PROMPT: How many of the lines contain the string "Probability"? Give the number, with no other words.

Chart and figure data
-- begin --

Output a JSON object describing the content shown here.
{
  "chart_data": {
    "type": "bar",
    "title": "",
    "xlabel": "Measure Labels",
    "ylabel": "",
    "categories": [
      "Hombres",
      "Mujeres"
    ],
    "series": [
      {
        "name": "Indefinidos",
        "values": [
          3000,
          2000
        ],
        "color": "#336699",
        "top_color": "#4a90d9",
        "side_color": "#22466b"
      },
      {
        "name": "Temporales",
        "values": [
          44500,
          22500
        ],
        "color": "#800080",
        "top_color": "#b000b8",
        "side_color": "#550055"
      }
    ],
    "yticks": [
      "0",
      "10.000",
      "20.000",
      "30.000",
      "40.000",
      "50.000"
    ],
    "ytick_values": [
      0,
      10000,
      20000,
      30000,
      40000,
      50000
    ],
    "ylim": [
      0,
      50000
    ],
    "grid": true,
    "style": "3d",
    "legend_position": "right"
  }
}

-- end --
-- begin --

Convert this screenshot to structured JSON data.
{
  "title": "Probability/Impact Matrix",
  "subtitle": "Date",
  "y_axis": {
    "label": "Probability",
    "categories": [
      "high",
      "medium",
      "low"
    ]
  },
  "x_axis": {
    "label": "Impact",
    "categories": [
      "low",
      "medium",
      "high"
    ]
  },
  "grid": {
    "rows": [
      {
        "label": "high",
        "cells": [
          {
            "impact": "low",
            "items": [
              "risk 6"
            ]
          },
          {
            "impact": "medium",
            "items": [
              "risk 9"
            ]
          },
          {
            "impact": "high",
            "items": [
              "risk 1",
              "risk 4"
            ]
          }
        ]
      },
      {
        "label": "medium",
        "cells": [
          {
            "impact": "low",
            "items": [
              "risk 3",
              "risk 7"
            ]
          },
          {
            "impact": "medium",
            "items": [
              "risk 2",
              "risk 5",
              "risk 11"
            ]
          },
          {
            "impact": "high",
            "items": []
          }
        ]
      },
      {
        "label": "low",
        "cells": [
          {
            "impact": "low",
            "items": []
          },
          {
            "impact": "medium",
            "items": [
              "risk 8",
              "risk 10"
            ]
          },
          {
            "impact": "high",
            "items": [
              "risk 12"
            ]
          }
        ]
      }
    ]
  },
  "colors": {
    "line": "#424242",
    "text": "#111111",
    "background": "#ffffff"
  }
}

-- end --

WORKED SOLUTION: 2